Using the records below, locate all lines containing "控制器局域网" and return them.

[THE INPUT]
□ □ □ □ □ □ □
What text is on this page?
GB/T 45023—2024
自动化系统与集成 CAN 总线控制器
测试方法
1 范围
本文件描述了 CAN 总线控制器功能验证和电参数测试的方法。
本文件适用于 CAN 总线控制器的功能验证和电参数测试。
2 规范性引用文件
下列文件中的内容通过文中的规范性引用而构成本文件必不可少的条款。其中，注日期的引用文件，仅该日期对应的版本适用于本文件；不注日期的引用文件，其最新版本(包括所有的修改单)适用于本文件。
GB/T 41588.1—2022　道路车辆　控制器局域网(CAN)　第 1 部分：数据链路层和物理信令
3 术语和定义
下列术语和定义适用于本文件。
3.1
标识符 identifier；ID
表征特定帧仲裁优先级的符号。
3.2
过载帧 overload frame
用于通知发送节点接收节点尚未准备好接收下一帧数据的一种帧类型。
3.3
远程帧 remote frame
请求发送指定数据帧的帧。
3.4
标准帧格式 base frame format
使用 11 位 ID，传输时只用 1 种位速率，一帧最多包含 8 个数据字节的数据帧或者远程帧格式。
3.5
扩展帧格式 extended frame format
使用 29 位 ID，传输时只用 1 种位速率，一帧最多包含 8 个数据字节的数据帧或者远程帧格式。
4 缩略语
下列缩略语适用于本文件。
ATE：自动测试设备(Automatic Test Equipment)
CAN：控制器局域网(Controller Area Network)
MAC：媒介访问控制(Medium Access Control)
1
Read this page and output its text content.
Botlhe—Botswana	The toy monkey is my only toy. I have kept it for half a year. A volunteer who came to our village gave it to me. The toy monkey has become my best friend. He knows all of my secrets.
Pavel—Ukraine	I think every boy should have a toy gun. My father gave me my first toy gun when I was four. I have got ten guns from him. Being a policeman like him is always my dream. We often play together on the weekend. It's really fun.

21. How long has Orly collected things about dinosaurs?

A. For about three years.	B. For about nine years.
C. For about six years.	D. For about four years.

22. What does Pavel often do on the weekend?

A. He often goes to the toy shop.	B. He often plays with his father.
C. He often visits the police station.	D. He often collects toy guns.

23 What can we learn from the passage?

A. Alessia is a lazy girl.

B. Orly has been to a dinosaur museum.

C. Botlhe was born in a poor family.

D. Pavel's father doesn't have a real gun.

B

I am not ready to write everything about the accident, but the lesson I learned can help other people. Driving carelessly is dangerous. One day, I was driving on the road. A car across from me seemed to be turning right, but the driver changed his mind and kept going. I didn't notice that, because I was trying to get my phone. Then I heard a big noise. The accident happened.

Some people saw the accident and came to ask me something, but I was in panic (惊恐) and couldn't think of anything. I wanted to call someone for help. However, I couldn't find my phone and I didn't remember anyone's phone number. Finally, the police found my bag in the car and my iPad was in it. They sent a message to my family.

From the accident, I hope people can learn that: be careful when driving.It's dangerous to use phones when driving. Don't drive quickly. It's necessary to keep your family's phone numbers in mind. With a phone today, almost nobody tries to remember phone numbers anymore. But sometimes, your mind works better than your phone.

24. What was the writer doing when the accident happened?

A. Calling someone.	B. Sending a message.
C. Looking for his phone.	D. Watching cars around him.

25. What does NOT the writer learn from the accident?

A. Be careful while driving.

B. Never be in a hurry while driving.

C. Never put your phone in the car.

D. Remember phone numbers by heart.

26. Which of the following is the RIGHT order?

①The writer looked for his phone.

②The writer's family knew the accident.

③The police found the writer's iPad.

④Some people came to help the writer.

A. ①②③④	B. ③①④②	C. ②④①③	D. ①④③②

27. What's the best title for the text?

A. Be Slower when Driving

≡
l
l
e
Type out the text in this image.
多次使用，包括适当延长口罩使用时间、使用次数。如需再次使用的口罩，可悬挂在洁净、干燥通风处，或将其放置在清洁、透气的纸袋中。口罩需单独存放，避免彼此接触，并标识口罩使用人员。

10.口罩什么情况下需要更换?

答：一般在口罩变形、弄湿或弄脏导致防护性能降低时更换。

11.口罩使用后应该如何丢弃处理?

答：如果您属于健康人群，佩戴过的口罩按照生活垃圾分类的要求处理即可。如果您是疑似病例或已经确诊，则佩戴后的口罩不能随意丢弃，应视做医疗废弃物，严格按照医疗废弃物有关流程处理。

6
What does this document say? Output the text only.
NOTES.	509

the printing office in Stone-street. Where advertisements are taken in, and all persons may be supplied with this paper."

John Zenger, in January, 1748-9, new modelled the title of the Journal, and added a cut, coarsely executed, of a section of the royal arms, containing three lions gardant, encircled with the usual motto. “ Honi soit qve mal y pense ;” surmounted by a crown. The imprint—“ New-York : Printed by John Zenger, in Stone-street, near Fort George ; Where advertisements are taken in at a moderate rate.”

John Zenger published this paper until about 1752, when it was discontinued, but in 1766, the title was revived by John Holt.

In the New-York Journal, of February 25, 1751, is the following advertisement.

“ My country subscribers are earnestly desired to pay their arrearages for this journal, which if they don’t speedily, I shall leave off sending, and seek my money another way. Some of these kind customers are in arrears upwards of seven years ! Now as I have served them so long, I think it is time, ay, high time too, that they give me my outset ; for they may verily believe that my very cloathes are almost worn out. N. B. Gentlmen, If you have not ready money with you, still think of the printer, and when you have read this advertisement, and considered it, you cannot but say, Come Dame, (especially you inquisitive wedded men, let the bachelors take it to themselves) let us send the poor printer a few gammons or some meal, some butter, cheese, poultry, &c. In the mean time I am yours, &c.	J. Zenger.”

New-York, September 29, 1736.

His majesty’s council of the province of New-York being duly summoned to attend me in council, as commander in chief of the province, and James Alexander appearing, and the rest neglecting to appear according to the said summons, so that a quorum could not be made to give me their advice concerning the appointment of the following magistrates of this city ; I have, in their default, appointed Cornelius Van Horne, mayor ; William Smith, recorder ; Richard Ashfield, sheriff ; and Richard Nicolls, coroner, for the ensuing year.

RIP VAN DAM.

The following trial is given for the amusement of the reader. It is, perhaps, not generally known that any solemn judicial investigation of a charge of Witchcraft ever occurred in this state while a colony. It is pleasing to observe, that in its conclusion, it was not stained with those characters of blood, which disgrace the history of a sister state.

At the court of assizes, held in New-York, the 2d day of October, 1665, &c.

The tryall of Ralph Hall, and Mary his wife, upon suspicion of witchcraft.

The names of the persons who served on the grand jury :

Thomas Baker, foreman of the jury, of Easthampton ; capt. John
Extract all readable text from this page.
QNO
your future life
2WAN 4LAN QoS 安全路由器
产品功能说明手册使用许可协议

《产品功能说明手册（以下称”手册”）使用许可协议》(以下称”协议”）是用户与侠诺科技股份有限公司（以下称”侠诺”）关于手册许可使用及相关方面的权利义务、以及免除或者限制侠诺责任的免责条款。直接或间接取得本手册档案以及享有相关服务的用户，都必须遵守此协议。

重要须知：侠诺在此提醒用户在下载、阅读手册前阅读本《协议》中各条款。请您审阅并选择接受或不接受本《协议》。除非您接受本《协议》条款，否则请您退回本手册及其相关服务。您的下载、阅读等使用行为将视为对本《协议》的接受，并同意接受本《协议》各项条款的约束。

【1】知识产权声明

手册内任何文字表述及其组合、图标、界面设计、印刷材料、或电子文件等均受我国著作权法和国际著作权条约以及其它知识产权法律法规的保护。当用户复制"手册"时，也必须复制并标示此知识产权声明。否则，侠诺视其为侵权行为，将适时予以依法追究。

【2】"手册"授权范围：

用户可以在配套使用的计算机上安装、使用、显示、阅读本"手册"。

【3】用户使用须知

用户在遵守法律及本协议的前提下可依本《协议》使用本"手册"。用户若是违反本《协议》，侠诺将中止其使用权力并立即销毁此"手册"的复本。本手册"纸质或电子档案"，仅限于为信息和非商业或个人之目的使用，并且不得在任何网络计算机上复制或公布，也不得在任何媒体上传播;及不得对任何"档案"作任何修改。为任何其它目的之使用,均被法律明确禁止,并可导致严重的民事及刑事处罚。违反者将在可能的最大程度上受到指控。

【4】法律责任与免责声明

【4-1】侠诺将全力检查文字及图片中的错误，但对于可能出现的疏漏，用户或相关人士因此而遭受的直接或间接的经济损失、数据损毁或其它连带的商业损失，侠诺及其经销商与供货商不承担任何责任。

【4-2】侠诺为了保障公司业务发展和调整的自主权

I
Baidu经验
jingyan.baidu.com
□ □ □ □ □ □ □
[FINAL RESULT]
GB/T 41588.1—2022　道路车辆　控制器局域网(CAN)　第 1 部分：数据链路层和物理信令
CAN：控制器局域网(Controller Area Network)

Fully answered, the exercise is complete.